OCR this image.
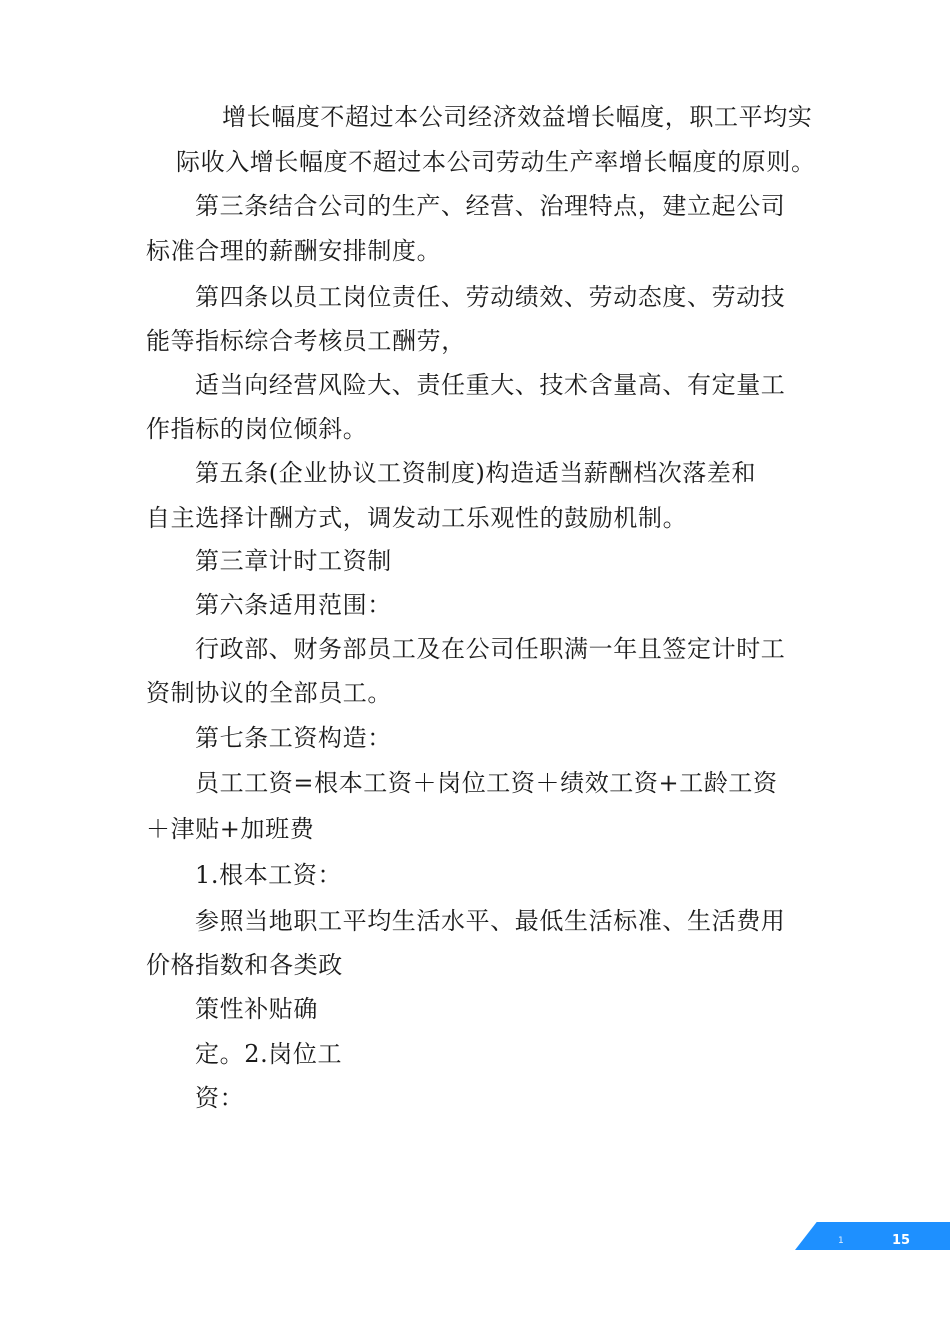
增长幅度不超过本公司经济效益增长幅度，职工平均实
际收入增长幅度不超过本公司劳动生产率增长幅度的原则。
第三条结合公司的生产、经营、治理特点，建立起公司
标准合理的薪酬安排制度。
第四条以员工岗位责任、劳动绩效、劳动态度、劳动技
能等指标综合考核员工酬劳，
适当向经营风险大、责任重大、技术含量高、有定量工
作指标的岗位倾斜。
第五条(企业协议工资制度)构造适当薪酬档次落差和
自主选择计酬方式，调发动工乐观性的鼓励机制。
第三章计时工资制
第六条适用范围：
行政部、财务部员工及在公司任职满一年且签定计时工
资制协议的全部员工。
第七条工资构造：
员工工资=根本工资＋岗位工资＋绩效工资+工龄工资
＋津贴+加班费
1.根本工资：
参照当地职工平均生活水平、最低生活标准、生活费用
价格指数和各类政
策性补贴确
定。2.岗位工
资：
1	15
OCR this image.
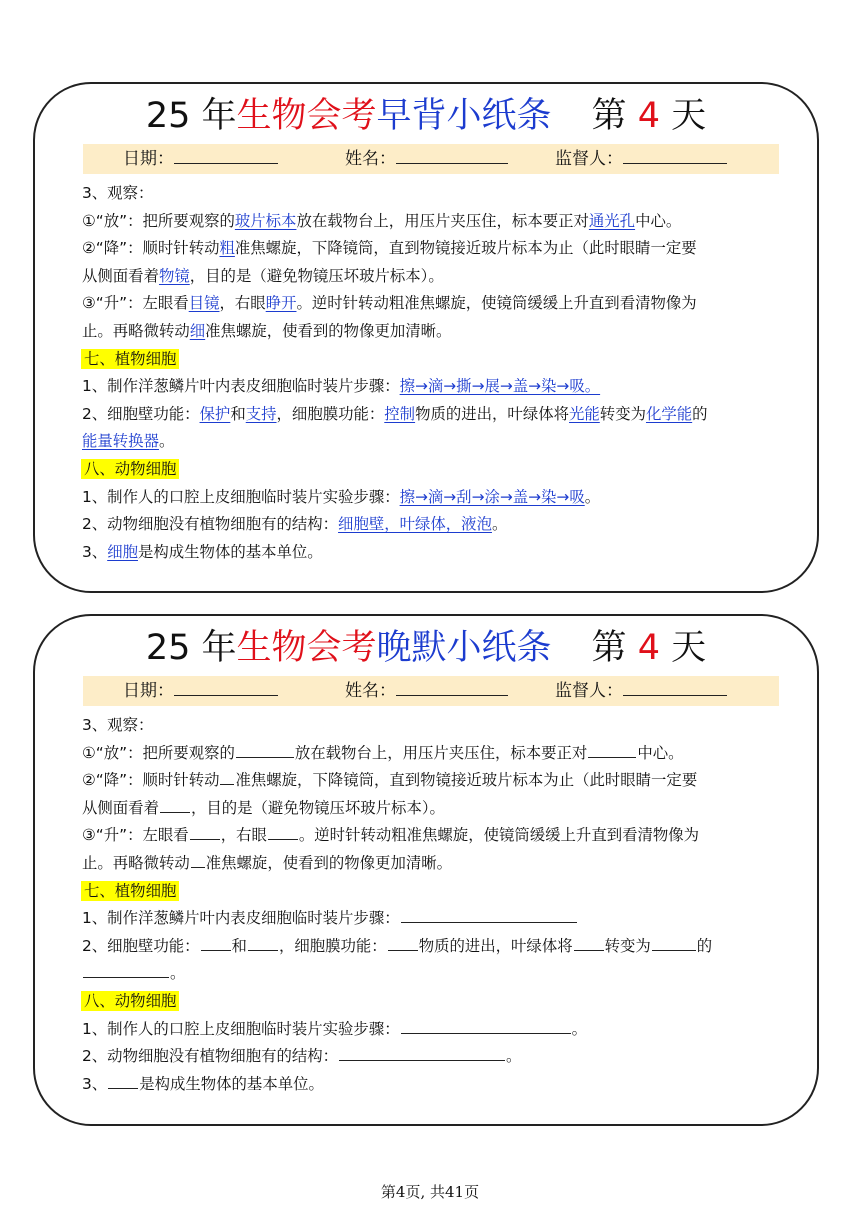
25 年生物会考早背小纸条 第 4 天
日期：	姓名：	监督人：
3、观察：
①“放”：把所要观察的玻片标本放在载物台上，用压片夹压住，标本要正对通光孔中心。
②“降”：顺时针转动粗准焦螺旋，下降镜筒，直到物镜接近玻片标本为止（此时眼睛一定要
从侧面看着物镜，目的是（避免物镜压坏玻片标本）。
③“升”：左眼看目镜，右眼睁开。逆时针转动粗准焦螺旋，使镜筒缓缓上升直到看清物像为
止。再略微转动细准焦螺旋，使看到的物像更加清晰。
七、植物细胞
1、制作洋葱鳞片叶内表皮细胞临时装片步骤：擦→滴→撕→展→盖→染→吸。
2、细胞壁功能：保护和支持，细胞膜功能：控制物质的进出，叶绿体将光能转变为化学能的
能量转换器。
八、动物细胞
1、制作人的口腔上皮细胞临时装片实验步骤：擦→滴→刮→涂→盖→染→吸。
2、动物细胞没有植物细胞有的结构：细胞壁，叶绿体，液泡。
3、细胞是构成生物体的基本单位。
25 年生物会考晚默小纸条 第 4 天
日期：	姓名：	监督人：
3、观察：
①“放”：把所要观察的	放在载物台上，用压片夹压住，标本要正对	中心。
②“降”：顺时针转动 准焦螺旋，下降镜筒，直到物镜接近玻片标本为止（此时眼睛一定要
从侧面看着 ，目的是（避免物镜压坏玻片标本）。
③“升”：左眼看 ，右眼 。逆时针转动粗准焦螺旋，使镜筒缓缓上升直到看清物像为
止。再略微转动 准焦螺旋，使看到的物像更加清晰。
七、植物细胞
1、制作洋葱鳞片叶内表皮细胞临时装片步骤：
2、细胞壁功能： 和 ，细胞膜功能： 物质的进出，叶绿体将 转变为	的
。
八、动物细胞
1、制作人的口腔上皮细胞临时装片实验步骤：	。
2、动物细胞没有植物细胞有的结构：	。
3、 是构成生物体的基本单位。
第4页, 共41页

◇ ◇ ◇ ◇ ◇

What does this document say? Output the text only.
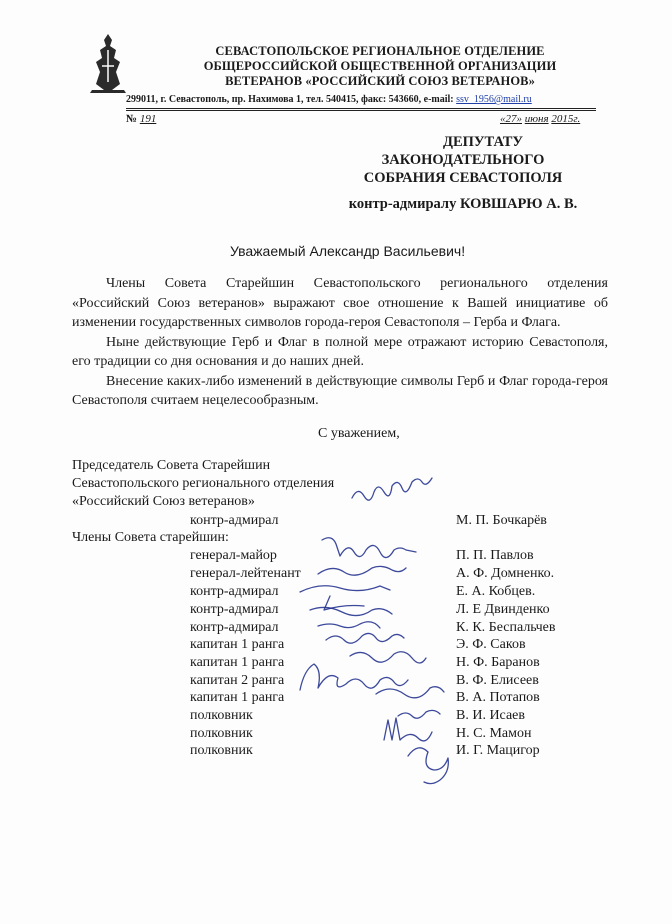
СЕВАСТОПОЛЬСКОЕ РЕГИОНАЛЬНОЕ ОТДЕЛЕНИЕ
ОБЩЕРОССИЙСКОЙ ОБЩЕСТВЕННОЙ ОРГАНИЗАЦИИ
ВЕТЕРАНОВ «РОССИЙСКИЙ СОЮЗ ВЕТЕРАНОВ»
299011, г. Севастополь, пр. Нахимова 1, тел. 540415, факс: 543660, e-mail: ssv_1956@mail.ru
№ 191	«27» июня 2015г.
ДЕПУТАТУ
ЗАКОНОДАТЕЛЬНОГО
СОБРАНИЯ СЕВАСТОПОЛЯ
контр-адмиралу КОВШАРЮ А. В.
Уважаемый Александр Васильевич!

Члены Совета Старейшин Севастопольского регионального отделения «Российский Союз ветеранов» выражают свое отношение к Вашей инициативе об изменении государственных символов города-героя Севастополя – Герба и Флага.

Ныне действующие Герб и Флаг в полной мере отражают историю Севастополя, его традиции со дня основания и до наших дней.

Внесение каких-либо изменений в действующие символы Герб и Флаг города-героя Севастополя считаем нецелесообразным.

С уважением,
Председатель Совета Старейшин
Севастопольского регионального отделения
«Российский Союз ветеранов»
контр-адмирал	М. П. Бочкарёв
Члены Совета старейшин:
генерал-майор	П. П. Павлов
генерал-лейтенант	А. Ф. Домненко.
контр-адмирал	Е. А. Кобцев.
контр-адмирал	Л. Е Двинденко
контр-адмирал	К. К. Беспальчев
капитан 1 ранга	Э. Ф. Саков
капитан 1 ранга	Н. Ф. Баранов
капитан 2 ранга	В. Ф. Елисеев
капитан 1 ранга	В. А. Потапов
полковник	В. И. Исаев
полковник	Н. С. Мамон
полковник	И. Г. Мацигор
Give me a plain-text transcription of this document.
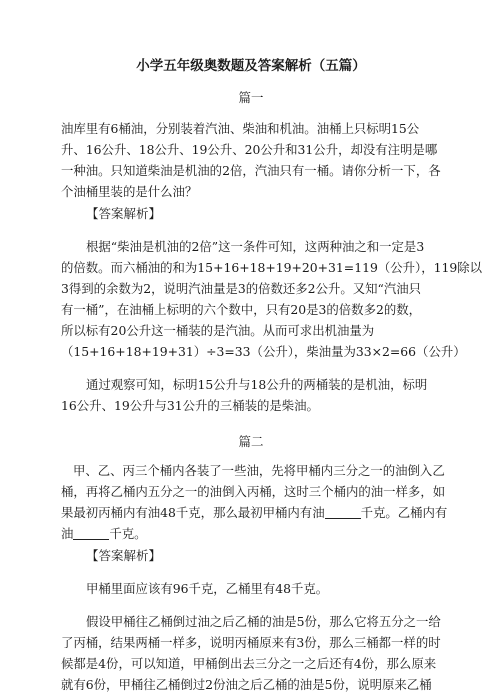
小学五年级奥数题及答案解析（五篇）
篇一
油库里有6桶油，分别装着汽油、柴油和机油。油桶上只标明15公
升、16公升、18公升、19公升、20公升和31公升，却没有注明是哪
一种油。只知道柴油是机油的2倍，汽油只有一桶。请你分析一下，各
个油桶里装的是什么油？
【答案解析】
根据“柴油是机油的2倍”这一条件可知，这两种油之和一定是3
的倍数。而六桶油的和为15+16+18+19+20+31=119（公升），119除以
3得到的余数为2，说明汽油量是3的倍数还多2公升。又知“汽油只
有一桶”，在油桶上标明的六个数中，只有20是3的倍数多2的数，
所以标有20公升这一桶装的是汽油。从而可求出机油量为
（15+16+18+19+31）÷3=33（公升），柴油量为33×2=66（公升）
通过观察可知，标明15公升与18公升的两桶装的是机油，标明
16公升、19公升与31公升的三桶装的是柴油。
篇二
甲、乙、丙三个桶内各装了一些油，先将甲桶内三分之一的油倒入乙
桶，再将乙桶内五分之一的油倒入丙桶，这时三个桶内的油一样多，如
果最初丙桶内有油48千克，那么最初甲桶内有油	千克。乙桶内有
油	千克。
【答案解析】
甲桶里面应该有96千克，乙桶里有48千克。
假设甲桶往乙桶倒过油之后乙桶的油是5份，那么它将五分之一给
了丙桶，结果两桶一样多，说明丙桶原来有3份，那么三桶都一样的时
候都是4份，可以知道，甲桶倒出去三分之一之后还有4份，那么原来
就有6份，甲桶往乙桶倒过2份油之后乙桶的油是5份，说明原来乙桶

◇ ◇ ◇ ◇ ◇

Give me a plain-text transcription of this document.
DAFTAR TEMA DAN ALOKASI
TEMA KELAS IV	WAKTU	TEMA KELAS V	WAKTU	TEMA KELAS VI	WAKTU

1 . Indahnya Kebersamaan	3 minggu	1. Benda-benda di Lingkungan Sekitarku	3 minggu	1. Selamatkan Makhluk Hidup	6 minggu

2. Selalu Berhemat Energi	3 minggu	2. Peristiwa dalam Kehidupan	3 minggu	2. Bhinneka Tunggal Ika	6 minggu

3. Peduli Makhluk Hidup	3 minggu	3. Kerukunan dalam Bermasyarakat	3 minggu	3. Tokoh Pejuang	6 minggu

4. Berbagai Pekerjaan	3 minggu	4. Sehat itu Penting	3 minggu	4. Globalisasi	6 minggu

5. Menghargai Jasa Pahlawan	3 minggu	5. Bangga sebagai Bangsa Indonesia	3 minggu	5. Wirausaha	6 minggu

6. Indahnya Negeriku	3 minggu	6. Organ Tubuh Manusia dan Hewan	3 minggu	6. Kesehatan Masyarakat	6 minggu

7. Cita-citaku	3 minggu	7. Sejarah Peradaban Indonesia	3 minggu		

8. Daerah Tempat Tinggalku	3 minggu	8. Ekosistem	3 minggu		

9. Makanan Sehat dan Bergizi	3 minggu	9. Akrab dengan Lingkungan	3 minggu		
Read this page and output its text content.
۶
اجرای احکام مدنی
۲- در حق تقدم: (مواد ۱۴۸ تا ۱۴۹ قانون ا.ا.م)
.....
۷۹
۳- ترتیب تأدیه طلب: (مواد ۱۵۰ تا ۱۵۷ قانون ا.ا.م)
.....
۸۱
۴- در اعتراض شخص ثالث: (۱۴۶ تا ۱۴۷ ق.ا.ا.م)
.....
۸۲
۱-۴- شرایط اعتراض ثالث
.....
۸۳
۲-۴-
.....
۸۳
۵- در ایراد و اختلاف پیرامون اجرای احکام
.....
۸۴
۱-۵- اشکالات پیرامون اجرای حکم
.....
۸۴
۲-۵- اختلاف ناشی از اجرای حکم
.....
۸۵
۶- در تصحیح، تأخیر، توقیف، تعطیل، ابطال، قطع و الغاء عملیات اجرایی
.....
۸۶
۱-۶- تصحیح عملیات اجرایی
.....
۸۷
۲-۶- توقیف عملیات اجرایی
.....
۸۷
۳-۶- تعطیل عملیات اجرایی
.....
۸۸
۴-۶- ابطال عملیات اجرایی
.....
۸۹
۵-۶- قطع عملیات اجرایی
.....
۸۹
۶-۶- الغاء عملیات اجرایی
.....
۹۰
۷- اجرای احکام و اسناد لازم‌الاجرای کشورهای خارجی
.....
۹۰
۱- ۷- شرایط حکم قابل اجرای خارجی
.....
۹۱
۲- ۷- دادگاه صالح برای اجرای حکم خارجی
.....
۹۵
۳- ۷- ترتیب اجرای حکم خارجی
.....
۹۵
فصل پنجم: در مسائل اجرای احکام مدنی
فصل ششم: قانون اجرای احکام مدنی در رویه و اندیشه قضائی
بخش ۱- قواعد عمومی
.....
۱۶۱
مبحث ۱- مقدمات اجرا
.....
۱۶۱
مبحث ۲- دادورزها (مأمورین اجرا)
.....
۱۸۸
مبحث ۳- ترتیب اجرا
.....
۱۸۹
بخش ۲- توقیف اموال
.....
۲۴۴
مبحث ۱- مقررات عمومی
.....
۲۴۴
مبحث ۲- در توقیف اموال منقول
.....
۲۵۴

◇ ◇ ◇ ◇ ◇

[INSTRUCTION] Find the lines that include the string "تعطیل", then copy each of them.

[THE SOLUTION]
۶- در تصحیح، تأخیر، توقیف، تعطیل، ابطال، قطع و الغاء عملیات اجرایی
۳-۶- تعطیل عملیات اجرایی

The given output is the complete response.